◆ Document passage ◆
** Begin **

Conclusion - echo -n   ~/.menu/netscape does not override the menu
entries in /ustr/lib/menu as showm in the html doc.

Test 2 - Edit /etc/X11/blackbox/Blackbox-menu to comment out the
 netscape entries and add Gtcd to Sound menu.  Run X.
Result - Netscape entries removed from Apps/net and Apps/Sound now has
 the Gtcd entry.
Conclusion - If you only use one WM, find where it's menu items are
 and add/delete items from it.  

Test 3 - Run update-menus. Run X.
Result - Netscape entries are back in Apps/net. Gtcd entry is not in
 /apps/sound.  Less /etc/X11/blackbox/Blackbox-menu shows that
 the Netscape entries are no longer commented out and the Gtcd
 entry has been removed.
Conclusion - If you use the method of test 2, don't run update-menus
 as it will remove all your hard work.  Update-menus has a
 problem or I am not understanding the documentation.

The goal of update-menus is an excellent one.  It seems that the
program, at least here, does not meet those goals.  It looks like the
only way to use mutiple WM's is to find each of their rc files and do
to them what the update-menu program id supposed to do.  Thats too
bad, as that is one of the 'features' that made Debian my preferred
distribution.

I look forward to being told what I have done incorrectly. I hope that
I have done wrong somewhere and that I am the only one.

-- 
You know you've been spending too much time on the computer when your
friend misdates a check, and you suggest adding a ++ to fix it.

** End **

◆ Task list ◆
A) In the post about update-menus, what was the result of Test 2?
B) Write a continuation of the post about update-menus, starting after its last line.
The records can be left aside.

◆ Records provided ◆

** Begin **

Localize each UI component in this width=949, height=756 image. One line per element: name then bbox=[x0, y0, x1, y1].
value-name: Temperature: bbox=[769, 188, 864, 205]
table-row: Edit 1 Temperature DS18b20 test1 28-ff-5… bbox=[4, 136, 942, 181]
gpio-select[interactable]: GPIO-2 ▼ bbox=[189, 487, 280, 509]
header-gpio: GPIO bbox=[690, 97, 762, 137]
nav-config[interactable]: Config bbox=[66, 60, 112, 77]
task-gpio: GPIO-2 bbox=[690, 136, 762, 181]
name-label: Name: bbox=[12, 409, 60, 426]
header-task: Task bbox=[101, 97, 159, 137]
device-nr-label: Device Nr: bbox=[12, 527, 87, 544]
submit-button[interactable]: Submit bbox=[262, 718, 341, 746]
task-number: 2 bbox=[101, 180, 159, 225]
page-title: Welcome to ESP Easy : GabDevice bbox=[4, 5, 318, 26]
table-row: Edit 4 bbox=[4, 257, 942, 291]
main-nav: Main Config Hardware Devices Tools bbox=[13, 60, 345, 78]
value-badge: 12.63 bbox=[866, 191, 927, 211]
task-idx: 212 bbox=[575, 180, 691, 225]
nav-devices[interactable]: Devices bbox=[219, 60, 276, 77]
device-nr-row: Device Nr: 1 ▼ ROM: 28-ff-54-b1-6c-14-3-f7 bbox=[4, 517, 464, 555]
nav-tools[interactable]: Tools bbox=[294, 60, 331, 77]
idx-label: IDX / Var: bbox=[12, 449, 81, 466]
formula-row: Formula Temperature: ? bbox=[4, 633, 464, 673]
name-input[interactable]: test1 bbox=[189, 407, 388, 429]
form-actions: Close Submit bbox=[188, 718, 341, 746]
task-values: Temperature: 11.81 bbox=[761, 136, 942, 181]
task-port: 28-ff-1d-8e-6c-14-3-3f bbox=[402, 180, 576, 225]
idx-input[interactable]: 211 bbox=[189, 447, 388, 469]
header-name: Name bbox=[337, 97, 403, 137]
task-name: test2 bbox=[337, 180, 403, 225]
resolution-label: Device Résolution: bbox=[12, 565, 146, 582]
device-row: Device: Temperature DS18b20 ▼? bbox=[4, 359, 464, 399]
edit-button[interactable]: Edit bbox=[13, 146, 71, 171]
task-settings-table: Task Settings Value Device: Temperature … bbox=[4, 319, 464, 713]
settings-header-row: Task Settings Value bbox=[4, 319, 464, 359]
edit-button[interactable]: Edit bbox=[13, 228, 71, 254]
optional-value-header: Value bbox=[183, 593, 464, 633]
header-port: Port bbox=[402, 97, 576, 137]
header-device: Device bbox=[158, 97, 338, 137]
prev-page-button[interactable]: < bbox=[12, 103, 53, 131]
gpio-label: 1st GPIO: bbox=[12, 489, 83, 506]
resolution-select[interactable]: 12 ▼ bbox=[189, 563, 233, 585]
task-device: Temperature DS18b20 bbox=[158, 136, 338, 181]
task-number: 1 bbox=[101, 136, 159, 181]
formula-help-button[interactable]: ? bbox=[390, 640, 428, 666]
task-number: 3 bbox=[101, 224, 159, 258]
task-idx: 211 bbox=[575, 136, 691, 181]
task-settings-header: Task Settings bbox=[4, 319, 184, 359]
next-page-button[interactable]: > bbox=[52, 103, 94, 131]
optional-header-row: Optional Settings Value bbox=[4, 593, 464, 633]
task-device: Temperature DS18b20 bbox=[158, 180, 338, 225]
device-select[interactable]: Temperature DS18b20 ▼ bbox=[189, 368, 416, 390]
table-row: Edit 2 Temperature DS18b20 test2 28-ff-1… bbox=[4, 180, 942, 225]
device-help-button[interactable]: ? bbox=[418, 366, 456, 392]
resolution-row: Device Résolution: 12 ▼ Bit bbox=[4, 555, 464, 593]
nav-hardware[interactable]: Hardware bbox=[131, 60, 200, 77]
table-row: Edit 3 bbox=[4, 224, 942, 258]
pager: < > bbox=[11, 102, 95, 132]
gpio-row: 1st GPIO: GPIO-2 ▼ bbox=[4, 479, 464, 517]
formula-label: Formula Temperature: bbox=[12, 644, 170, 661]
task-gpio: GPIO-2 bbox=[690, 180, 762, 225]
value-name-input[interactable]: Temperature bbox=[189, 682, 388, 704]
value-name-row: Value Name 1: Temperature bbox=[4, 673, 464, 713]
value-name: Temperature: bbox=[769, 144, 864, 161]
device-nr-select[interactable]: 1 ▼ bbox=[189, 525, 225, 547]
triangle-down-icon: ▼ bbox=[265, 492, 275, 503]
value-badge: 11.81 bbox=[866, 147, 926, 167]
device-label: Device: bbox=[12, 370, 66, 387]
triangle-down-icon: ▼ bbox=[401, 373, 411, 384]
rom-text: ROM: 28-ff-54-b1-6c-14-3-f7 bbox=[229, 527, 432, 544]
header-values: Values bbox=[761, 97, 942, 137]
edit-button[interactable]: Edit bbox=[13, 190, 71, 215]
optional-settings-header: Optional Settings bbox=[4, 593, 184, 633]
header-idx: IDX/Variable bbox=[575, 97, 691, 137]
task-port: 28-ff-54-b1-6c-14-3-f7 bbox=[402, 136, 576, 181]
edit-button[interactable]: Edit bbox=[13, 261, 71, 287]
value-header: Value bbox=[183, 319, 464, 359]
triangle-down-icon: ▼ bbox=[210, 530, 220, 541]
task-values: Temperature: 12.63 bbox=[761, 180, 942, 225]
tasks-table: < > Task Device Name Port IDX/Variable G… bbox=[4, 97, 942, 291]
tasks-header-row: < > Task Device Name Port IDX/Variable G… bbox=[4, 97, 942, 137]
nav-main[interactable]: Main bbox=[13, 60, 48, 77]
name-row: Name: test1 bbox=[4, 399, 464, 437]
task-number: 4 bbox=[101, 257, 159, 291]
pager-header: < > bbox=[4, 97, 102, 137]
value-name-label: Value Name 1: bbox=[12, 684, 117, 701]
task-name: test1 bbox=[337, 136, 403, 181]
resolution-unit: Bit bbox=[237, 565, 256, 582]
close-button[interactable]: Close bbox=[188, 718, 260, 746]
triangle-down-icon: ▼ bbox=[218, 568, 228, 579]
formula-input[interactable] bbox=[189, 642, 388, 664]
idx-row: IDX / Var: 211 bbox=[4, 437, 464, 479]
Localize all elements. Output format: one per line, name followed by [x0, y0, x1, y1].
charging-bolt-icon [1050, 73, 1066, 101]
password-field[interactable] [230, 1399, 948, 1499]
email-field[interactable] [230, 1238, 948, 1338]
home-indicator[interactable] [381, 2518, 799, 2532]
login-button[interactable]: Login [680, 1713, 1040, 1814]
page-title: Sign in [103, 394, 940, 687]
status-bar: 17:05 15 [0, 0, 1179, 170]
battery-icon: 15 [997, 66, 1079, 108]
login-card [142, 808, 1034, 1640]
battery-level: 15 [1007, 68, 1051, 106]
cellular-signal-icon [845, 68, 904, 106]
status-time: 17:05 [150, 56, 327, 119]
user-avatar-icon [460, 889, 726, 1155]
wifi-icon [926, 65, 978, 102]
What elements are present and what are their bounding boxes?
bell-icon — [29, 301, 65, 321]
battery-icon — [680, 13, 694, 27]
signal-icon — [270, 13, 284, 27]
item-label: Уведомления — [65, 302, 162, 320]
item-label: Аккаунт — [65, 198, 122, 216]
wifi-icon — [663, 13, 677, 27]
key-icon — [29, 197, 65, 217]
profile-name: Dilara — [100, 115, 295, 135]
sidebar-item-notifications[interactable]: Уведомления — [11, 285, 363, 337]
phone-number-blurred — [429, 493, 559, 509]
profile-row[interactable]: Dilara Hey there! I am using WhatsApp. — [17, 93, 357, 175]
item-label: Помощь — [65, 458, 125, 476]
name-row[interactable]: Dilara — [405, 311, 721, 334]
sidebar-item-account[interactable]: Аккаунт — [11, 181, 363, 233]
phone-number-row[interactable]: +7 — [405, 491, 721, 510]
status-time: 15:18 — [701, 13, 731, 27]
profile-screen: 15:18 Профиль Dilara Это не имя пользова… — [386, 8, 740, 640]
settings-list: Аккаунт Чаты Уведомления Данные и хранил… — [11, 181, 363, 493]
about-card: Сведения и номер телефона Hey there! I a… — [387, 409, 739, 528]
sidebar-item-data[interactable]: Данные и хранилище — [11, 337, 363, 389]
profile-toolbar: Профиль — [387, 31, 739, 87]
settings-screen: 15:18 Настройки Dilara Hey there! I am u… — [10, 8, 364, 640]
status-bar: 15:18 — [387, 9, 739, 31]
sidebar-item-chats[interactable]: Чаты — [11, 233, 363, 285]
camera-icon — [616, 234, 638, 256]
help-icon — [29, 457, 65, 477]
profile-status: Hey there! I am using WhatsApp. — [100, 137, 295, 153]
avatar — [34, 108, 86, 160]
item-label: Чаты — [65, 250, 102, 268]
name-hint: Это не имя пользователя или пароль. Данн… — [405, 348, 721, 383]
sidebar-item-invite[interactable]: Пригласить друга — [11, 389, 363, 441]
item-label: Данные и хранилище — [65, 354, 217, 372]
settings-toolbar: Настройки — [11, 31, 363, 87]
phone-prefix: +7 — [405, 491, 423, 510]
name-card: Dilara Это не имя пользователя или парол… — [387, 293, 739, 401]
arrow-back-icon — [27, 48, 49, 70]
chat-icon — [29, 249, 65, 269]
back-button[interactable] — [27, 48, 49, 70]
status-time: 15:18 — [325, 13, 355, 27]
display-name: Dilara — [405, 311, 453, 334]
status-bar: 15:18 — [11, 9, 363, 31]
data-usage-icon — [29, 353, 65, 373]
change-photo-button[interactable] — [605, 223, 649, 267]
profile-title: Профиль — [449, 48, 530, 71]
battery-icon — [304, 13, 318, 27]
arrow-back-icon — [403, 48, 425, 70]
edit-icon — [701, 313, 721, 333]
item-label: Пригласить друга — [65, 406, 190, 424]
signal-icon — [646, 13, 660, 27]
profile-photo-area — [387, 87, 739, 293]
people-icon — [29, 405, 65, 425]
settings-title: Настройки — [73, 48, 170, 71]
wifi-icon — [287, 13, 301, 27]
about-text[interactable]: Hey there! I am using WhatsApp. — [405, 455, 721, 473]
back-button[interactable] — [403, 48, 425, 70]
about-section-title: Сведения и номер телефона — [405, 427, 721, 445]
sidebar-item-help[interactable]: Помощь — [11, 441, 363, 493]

** End **

◆ The responses ◆
A) The Netscape entries were removed from Apps/net, and Apps/Sound gained the Gtcd entry.

B)
___
Wayne T. Topa [EMAIL PROTECTED]


update-menus, does it work?

1999-05-08 Thread Wayne Topa
  I am having a few problems with the update-menus program.  I wonder
if anyone else is also.

1.  I removed 2 applications, xfreecd and wmcdplay, using apt-get
remove and then installed tcd and xcdplay.  Altho apt-get ran update-menus 
the two removed programs are still in the 'USERS' menu's.  They have
been removed from the roots menu's tho.(?)  Re-runninf update-menus
has not helped the problem.

2.  I guess the maintainer of tcd didn't put the required menus for
the X version of tcd, gtcd, in his package so I am trying to add it.
I have read the /usr/doc/menu/html/index.html, and the README's in
/etc/menu, /etc/menu-methods, and /usr/lib/menu, but still can't get
it working. I have added the following to ~/.menu and /etc/menu

?package(gtcd):needs=x11 icon=none section=Apps/Sound \
title=Gtcd command=/usr/X11R6/bin/gtcd

but it still doesn't show up in the menu of any user after I run update-menus.
Yet 2 removed apps are still showing up in the Users menu.

The /usr/lib/menu/default/README says to put new entries into
/etc/menu but the /etc/menu/README says that entries in this dir 
override the menu files provided by Debian in /usr/lib/menu and
/usr/lib/menu/default. New entries are not the same as overriding
current entries, or are they?  The html doc says to add user menus in
~/.menu.

The html doc suggests doing echo -n  ~/.menu/Xfreecd to remove the
menu entry from the system menu in /etc/menu.  Funny, I thought the
system menu was /usr/lib/menu?  I'm really confused now.  Well anyway
that doesn't work either, maybe because xfreecd and wmcdplay are not
in ANY menu file at all!

I hope that I'm the only one having a problem with this.  Maybe it's
because I'm not running KDE.  They seem to like this!  I long for the
old way of changing .fvwmrc to whatever I want it to be.  It made a
lot more sense to me then this does.

Oh, I have tried closing X down and also restarted the WM.  That
didn't help.  As I am running Linux I will not reboot to try the
Microsloth method.

Comments, flames, tips and/or pointers appreciated.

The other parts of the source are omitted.